__TASK TO COMPLETE__.
Copy every line of the following data that includes the string "image".

____________

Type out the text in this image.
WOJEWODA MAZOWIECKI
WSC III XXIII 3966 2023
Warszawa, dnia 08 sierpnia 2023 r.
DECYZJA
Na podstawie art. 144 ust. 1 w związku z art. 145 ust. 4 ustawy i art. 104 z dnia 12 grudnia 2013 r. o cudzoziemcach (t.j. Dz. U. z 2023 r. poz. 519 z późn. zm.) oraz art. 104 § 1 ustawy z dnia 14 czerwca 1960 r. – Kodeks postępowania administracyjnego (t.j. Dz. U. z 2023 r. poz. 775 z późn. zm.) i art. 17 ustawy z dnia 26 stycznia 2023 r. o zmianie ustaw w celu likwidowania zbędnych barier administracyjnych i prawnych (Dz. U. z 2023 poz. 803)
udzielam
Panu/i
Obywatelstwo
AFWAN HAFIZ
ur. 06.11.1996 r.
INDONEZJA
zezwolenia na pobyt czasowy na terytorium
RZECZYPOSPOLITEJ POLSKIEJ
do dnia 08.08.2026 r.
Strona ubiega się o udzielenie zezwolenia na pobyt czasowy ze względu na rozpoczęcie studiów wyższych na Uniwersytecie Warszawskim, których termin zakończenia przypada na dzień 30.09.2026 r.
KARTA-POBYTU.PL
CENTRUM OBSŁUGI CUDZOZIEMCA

____________

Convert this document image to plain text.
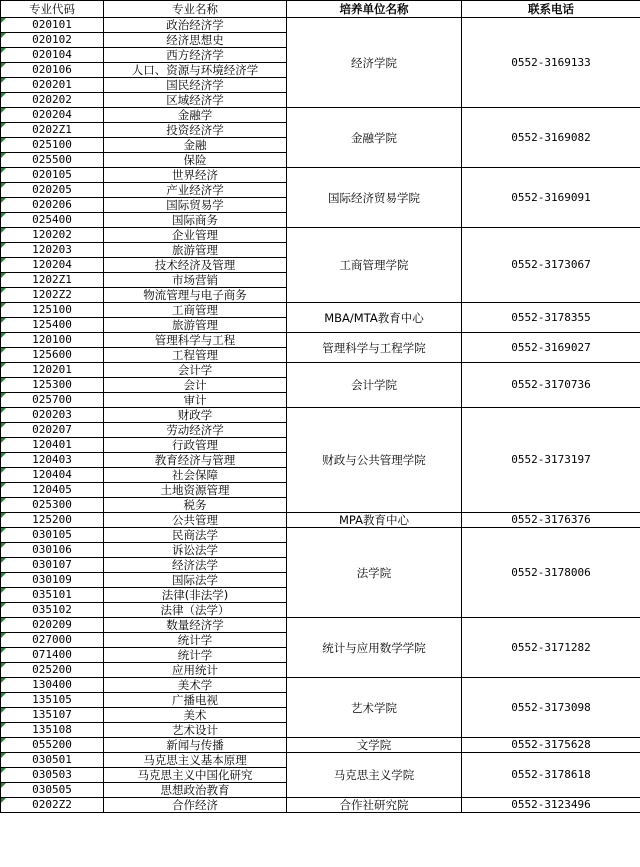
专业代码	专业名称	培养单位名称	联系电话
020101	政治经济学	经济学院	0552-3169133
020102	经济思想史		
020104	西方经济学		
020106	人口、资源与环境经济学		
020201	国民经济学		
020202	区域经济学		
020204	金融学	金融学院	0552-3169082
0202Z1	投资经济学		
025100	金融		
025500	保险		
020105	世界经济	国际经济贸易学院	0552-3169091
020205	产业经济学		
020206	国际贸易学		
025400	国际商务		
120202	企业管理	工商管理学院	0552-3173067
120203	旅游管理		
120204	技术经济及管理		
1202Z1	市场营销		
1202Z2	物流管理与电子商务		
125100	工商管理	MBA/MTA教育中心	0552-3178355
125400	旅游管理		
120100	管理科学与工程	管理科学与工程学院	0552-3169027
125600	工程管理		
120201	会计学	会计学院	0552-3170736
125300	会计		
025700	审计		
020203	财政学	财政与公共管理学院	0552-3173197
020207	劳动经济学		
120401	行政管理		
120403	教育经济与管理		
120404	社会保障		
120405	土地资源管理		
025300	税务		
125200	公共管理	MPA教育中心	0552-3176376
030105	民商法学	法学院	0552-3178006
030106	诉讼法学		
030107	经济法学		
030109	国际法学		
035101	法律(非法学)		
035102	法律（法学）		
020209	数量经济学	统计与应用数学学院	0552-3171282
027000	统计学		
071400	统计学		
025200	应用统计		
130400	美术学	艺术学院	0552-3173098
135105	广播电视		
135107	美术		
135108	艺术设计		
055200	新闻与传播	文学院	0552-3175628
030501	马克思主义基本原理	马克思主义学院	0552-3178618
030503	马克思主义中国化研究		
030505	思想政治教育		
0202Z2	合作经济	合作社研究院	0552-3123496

____________

__TASK ANSWER__.
Type out the text in this image.
Convert this document image to plain text.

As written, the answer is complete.